Your job is to restate each entry word for word.

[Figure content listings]
######
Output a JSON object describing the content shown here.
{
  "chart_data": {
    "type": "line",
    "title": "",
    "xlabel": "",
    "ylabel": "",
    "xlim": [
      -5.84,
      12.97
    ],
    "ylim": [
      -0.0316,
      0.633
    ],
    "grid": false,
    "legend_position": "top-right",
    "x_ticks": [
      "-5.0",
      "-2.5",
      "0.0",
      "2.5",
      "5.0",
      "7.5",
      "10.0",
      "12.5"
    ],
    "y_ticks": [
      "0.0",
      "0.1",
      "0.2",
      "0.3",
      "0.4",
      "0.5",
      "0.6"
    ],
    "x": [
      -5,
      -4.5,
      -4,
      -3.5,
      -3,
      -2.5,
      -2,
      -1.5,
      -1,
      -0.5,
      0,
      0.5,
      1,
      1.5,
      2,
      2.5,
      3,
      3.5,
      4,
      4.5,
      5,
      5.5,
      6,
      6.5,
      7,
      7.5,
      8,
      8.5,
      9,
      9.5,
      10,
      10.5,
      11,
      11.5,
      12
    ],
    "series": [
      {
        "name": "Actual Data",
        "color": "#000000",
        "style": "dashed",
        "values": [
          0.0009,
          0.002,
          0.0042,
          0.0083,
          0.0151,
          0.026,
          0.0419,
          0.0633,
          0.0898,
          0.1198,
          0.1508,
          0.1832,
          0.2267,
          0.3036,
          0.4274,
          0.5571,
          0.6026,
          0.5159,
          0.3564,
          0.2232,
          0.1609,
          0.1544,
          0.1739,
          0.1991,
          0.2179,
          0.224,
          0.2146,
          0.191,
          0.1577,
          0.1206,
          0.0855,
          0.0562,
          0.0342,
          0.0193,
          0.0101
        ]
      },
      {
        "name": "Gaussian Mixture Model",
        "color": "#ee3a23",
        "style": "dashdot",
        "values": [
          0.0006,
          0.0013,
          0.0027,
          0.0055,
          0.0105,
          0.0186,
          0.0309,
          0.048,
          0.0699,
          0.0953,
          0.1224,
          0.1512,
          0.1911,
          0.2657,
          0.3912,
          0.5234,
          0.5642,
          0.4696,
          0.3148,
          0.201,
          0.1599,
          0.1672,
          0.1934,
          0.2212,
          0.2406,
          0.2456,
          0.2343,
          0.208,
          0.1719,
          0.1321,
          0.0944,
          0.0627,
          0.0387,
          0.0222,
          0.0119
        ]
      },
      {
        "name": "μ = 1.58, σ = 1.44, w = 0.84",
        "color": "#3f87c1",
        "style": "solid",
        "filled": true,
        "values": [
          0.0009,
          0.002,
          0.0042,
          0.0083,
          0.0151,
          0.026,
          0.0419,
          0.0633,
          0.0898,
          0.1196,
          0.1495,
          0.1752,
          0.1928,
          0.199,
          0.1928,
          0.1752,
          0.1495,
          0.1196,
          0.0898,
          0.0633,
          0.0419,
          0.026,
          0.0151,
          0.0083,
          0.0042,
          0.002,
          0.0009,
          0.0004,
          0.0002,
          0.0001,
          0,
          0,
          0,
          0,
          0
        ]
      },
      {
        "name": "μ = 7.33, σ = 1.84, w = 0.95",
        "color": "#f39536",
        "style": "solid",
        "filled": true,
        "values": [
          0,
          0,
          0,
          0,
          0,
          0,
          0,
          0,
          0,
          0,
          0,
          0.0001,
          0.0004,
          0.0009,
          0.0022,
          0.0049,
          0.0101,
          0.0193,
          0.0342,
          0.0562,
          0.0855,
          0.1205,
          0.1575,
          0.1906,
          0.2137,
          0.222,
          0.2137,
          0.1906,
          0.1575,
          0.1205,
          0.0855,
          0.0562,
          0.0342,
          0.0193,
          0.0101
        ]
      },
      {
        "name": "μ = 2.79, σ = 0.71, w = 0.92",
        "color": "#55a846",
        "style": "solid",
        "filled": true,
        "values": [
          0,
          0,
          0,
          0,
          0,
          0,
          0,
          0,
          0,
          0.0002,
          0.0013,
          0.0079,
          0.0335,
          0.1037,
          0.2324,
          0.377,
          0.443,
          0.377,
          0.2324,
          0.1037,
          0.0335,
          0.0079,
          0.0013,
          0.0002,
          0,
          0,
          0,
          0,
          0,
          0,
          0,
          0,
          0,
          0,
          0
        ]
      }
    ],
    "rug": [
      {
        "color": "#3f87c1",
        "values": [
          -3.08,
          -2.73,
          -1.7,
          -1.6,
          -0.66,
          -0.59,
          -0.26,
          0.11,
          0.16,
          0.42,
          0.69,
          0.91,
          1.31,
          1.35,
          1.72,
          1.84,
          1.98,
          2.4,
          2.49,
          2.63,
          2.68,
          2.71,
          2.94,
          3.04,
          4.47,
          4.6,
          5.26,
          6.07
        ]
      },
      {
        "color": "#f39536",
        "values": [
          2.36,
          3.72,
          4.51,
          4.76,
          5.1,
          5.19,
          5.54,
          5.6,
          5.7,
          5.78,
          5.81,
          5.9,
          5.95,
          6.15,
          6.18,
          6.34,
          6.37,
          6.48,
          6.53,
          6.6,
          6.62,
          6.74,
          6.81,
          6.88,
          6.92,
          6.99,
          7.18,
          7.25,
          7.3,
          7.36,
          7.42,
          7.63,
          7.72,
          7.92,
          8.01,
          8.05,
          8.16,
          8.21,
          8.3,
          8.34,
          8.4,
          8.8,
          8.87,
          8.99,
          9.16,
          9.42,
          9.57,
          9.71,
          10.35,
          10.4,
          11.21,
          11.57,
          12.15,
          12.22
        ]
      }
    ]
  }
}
######
▶ Solved exercise
Output a JSON object describing the content shown here.
{
  "chart_data": {
    "type": "line",
    "title": "",
    "xlabel": "",
    "ylabel": "",
    "xlim": [
      -5.84,
      12.97
    ],
    "ylim": [
      -0.0316,
      0.633
    ],
    "grid": false,
    "legend_position": "top-right",
    "x_ticks": [
      "-5.0",
      "-2.5",
      "0.0",
      "2.5",
      "5.0",
      "7.5",
      "10.0",
      "12.5"
    ],
    "y_ticks": [
      "0.0",
      "0.1",
      "0.2",
      "0.3",
      "0.4",
      "0.5",
      "0.6"
    ],
    "x": [
      -5,
      -4.5,
      -4,
      -3.5,
      -3,
      -2.5,
      -2,
      -1.5,
      -1,
      -0.5,
      0,
      0.5,
      1,
      1.5,
      2,
      2.5,
      3,
      3.5,
      4,
      4.5,
      5,
      5.5,
      6,
      6.5,
      7,
      7.5,
      8,
      8.5,
      9,
      9.5,
      10,
      10.5,
      11,
      11.5,
      12
    ],
    "series": [
      {
        "name": "Actual Data",
        "color": "#000000",
        "style": "dashed",
        "values": [
          0.0009,
          0.002,
          0.0042,
          0.0083,
          0.0151,
          0.026,
          0.0419,
          0.0633,
          0.0898,
          0.1198,
          0.1508,
          0.1832,
          0.2267,
          0.3036,
          0.4274,
          0.5571,
          0.6026,
          0.5159,
          0.3564,
          0.2232,
          0.1609,
          0.1544,
          0.1739,
          0.1991,
          0.2179,
          0.224,
          0.2146,
          0.191,
          0.1577,
          0.1206,
          0.0855,
          0.0562,
          0.0342,
          0.0193,
          0.0101
        ]
      },
      {
        "name": "Gaussian Mixture Model",
        "color": "#ee3a23",
        "style": "dashdot",
        "values": [
          0.0006,
          0.0013,
          0.0027,
          0.0055,
          0.0105,
          0.0186,
          0.0309,
          0.048,
          0.0699,
          0.0953,
          0.1224,
          0.1512,
          0.1911,
          0.2657,
          0.3912,
          0.5234,
          0.5642,
          0.4696,
          0.3148,
          0.201,
          0.1599,
          0.1672,
          0.1934,
          0.2212,
          0.2406,
          0.2456,
          0.2343,
          0.208,
          0.1719,
          0.1321,
          0.0944,
          0.0627,
          0.0387,
          0.0222,
          0.0119
        ]
      },
      {
        "name": "μ = 1.58, σ = 1.44, w = 0.84",
        "color": "#3f87c1",
        "style": "solid",
        "filled": true,
        "values": [
          0.0009,
          0.002,
          0.0042,
          0.0083,
          0.0151,
          0.026,
          0.0419,
          0.0633,
          0.0898,
          0.1196,
          0.1495,
          0.1752,
          0.1928,
          0.199,
          0.1928,
          0.1752,
          0.1495,
          0.1196,
          0.0898,
          0.0633,
          0.0419,
          0.026,
          0.0151,
          0.0083,
          0.0042,
          0.002,
          0.0009,
          0.0004,
          0.0002,
          0.0001,
          0,
          0,
          0,
          0,
          0
        ]
      },
      {
        "name": "μ = 7.33, σ = 1.84, w = 0.95",
        "color": "#f39536",
        "style": "solid",
        "filled": true,
        "values": [
          0,
          0,
          0,
          0,
          0,
          0,
          0,
          0,
          0,
          0,
          0,
          0.0001,
          0.0004,
          0.0009,
          0.0022,
          0.0049,
          0.0101,
          0.0193,
          0.0342,
          0.0562,
          0.0855,
          0.1205,
          0.1575,
          0.1906,
          0.2137,
          0.222,
          0.2137,
          0.1906,
          0.1575,
          0.1205,
          0.0855,
          0.0562,
          0.0342,
          0.0193,
          0.0101
        ]
      },
      {
        "name": "μ = 2.79, σ = 0.71, w = 0.92",
        "color": "#55a846",
        "style": "solid",
        "filled": true,
        "values": [
          0,
          0,
          0,
          0,
          0,
          0,
          0,
          0,
          0,
          0.0002,
          0.0013,
          0.0079,
          0.0335,
          0.1037,
          0.2324,
          0.377,
          0.443,
          0.377,
          0.2324,
          0.1037,
          0.0335,
          0.0079,
          0.0013,
          0.0002,
          0,
          0,
          0,
          0,
          0,
          0,
          0,
          0,
          0,
          0,
          0
        ]
      }
    ],
    "rug": [
      {
        "color": "#3f87c1",
        "values": [
          -3.08,
          -2.73,
          -1.7,
          -1.6,
          -0.66,
          -0.59,
          -0.26,
          0.11,
          0.16,
          0.42,
          0.69,
          0.91,
          1.31,
          1.35,
          1.72,
          1.84,
          1.98,
          2.4,
          2.49,
          2.63,
          2.68,
          2.71,
          2.94,
          3.04,
          4.47,
          4.6,
          5.26,
          6.07
        ]
      },
      {
        "color": "#f39536",
        "values": [
          2.36,
          3.72,
          4.51,
          4.76,
          5.1,
          5.19,
          5.54,
          5.6,
          5.7,
          5.78,
          5.81,
          5.9,
          5.95,
          6.15,
          6.18,
          6.34,
          6.37,
          6.48,
          6.53,
          6.6,
          6.62,
          6.74,
          6.81,
          6.88,
          6.92,
          6.99,
          7.18,
          7.25,
          7.3,
          7.36,
          7.42,
          7.63,
          7.72,
          7.92,
          8.01,
          8.05,
          8.16,
          8.21,
          8.3,
          8.34,
          8.4,
          8.8,
          8.87,
          8.99,
          9.16,
          9.42,
          9.57,
          9.71,
          10.35,
          10.4,
          11.21,
          11.57,
          12.15,
          12.22
        ]
      }
    ]
  }
}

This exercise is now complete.